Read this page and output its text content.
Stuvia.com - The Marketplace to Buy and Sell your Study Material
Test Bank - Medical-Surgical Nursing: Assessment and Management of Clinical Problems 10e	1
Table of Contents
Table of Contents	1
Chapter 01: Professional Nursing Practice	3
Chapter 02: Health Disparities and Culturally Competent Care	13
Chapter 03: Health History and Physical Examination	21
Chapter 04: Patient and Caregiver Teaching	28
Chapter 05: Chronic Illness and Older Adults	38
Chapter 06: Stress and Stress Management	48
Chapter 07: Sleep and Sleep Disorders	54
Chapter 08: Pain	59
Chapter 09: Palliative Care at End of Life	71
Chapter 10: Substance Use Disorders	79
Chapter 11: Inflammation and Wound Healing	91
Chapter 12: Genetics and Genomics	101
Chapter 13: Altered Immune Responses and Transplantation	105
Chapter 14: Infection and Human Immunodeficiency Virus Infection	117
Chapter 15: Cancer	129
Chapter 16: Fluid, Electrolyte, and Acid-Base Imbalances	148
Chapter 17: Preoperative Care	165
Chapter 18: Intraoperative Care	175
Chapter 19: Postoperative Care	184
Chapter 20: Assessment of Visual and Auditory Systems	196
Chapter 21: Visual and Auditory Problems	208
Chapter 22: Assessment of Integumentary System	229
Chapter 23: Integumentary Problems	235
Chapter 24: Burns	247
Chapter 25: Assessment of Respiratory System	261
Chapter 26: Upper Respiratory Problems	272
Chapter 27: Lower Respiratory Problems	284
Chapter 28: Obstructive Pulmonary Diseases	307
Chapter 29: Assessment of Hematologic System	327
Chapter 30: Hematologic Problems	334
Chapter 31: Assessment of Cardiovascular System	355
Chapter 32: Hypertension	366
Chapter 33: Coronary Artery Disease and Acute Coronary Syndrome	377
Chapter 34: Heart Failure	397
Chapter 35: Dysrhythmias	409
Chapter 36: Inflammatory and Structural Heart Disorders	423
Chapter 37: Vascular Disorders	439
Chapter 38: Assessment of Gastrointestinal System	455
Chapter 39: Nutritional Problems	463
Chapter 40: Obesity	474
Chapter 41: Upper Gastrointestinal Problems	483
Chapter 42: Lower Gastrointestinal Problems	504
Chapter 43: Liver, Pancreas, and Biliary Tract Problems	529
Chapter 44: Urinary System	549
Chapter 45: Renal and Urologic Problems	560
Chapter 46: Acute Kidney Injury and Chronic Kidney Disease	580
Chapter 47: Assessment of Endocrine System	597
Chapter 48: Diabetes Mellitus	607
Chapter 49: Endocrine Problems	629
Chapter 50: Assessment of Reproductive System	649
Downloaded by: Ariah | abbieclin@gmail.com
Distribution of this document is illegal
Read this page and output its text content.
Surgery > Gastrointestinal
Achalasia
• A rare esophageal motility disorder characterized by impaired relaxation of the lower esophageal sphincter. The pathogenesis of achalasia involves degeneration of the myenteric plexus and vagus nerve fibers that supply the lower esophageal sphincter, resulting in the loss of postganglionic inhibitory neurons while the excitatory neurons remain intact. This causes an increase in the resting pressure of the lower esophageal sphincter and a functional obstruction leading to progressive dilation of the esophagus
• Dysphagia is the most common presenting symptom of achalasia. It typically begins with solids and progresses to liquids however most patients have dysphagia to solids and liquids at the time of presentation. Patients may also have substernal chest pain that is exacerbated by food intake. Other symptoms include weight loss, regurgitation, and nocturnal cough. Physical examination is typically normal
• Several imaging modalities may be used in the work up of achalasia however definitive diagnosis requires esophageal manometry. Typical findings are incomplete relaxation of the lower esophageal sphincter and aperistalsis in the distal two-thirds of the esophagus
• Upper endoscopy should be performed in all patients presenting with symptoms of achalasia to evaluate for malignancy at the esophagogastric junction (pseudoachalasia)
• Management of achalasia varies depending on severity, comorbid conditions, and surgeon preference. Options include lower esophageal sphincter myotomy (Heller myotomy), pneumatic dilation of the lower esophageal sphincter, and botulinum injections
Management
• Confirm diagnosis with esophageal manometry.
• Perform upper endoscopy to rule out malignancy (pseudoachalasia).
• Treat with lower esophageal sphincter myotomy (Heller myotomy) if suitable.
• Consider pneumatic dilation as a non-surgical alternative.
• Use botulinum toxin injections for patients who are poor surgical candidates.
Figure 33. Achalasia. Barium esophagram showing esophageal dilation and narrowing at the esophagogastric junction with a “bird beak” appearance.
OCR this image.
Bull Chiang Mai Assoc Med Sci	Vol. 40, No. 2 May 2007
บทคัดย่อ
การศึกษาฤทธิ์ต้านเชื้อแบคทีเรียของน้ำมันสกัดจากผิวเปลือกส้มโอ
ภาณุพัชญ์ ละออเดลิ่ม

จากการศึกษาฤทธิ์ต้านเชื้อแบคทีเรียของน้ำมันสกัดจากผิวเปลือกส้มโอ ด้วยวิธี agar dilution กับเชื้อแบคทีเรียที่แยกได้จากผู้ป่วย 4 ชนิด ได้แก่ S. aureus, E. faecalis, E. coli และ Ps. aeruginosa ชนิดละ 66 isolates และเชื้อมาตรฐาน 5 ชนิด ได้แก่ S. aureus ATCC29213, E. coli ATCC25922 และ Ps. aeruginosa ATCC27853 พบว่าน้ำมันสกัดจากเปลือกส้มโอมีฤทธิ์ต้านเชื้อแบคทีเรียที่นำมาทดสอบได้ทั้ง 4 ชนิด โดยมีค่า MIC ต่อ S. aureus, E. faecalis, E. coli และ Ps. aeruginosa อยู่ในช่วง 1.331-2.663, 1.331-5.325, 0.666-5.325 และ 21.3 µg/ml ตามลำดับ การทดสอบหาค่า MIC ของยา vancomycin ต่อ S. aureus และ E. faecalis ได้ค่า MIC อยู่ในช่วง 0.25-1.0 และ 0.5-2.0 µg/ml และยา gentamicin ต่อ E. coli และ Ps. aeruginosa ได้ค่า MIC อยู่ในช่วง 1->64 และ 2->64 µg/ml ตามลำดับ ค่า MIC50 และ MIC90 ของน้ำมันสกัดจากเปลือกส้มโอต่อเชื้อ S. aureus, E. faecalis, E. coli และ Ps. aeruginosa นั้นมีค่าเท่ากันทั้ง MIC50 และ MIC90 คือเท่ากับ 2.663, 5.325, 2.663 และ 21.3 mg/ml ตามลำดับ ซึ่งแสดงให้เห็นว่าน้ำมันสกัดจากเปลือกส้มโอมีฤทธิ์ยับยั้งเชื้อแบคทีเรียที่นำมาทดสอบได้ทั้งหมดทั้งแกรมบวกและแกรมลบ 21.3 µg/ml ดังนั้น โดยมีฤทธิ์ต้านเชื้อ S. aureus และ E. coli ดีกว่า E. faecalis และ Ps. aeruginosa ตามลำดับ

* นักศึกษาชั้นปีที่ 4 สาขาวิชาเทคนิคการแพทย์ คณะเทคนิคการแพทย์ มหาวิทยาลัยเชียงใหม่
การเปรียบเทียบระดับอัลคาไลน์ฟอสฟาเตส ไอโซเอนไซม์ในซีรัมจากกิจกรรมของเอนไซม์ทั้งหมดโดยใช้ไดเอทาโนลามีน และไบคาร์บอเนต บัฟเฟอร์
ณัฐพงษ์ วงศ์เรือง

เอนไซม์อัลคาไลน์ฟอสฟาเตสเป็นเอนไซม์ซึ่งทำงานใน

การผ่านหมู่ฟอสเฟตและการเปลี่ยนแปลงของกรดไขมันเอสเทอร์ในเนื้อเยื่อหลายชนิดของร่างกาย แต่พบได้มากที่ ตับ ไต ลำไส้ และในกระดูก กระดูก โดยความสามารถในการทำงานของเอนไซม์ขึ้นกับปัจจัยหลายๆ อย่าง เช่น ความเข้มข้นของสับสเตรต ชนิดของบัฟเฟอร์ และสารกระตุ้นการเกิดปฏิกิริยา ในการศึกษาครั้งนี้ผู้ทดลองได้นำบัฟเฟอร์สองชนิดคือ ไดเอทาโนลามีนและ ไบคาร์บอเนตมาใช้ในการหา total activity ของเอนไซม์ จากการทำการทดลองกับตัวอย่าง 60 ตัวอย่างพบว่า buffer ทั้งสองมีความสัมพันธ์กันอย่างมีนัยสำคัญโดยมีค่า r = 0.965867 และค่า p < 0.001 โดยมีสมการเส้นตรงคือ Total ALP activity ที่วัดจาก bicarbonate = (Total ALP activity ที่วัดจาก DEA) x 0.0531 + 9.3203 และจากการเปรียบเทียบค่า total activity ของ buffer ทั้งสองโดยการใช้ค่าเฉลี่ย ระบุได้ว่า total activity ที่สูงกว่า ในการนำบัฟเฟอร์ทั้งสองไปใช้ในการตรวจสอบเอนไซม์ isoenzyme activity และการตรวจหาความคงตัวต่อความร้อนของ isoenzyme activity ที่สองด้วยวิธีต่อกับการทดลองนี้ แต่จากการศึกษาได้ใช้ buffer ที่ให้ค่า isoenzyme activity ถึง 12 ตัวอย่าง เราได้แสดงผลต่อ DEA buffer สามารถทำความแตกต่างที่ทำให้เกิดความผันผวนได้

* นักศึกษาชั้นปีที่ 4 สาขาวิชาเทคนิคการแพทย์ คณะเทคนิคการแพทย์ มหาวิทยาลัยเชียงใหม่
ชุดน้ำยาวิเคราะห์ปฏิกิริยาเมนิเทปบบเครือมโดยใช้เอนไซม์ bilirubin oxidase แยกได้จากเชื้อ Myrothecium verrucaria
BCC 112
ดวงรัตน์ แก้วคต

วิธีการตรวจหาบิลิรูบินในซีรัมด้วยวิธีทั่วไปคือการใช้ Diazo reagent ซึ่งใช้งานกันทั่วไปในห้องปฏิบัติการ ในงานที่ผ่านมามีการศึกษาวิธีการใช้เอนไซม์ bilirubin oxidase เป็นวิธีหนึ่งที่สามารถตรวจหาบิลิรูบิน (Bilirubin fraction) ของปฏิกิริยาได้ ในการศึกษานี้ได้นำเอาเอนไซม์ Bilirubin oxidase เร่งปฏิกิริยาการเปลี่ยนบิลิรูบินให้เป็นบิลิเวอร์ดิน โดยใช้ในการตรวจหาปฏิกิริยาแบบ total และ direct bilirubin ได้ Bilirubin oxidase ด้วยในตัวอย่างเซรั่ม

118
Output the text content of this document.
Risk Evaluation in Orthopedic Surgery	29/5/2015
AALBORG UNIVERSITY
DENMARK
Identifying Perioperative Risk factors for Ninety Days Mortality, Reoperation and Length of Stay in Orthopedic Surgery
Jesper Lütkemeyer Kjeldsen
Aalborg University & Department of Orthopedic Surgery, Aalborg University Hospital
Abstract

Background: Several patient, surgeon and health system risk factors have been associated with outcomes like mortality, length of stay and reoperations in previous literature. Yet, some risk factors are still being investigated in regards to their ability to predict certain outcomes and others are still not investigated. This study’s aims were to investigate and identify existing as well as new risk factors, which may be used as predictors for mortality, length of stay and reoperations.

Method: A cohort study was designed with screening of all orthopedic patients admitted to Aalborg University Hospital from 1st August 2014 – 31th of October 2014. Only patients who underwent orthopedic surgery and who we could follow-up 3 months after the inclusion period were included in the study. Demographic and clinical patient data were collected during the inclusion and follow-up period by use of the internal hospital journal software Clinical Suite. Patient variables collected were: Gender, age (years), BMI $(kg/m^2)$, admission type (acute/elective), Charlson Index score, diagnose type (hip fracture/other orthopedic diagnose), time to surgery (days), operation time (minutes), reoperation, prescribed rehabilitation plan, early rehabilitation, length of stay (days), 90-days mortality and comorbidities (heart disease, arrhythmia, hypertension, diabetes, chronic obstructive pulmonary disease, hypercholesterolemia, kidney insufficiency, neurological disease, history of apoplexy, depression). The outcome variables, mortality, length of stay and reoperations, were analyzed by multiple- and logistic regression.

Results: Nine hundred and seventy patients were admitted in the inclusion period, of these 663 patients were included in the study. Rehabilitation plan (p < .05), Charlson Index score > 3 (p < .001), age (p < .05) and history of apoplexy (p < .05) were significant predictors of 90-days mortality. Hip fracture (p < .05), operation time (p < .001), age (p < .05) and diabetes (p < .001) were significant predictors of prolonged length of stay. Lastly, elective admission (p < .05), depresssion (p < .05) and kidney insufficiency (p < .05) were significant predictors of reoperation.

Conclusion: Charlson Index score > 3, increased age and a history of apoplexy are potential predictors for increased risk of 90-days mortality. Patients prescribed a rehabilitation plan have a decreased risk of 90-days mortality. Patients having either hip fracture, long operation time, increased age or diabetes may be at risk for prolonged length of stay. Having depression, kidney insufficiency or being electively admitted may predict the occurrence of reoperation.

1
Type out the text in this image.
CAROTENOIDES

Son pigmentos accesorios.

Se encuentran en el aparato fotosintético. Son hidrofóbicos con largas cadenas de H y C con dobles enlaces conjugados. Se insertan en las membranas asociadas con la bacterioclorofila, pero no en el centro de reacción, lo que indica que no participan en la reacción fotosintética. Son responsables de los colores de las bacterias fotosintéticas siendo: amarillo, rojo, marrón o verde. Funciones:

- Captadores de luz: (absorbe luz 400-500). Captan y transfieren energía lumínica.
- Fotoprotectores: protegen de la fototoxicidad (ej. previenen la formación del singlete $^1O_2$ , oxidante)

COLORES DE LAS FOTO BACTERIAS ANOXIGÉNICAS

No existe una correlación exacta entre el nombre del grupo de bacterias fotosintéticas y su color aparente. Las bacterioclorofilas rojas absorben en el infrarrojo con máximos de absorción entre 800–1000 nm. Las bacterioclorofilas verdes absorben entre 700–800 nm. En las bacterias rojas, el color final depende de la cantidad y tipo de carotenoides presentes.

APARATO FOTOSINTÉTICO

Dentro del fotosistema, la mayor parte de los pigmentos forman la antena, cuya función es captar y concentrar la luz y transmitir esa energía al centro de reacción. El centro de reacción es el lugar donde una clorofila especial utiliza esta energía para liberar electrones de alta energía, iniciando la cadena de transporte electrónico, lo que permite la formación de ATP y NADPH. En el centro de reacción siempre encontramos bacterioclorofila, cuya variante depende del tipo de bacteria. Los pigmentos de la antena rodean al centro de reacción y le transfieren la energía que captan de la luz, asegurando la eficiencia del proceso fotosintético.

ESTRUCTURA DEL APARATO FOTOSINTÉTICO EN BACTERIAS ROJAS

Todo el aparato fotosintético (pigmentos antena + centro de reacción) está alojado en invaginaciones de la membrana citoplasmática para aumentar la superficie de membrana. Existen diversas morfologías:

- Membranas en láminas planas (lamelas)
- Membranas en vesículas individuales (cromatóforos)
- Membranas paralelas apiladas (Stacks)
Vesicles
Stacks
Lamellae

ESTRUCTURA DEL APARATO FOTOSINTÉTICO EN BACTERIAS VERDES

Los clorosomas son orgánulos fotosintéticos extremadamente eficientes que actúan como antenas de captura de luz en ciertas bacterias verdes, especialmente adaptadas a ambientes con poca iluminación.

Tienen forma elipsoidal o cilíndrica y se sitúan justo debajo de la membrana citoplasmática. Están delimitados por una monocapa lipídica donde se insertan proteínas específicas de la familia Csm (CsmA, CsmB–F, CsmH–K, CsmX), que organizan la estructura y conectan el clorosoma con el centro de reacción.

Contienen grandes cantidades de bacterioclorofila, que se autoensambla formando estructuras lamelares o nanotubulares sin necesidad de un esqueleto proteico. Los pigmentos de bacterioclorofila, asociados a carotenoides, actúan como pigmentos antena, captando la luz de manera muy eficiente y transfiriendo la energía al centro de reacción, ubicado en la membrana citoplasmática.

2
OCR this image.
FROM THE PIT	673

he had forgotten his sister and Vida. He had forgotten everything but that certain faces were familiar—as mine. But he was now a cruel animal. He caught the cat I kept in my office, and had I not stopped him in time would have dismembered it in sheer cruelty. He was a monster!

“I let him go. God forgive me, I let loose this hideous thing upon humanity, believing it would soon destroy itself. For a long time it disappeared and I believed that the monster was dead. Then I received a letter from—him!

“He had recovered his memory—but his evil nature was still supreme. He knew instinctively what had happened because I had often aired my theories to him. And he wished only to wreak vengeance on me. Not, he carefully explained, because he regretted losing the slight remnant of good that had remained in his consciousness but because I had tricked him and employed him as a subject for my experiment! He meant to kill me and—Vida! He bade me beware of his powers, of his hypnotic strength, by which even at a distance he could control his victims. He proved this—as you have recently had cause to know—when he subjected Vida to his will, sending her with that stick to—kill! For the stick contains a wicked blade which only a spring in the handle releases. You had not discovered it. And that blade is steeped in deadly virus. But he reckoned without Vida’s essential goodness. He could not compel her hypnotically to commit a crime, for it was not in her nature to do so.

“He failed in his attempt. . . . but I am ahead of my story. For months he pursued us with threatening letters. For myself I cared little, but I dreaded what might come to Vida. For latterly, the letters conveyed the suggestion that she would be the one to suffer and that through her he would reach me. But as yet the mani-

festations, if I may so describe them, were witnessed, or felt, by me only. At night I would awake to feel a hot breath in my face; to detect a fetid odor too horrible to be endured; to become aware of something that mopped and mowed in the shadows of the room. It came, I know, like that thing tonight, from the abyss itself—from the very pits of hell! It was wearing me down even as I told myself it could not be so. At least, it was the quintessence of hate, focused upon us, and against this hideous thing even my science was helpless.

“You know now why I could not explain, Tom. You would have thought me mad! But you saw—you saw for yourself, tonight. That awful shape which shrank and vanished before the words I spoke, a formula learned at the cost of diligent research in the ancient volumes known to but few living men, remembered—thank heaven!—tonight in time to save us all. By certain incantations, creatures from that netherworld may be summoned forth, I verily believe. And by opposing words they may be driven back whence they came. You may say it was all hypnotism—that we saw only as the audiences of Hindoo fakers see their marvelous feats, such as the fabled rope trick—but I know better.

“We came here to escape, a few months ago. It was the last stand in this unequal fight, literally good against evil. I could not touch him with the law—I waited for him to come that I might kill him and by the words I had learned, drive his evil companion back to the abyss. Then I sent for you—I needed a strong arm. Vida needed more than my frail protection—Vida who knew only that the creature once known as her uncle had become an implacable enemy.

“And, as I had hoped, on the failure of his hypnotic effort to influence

- - - -

• **PROBLEM STATEMENT**:
Reproduce each line of the entries in which the word "text" is found.

• **RESPONSE TO THIS TASK**:
Read this page and output its text content.
Read this page and output its text content.
Output the text content of this document.
Type out the text in this image.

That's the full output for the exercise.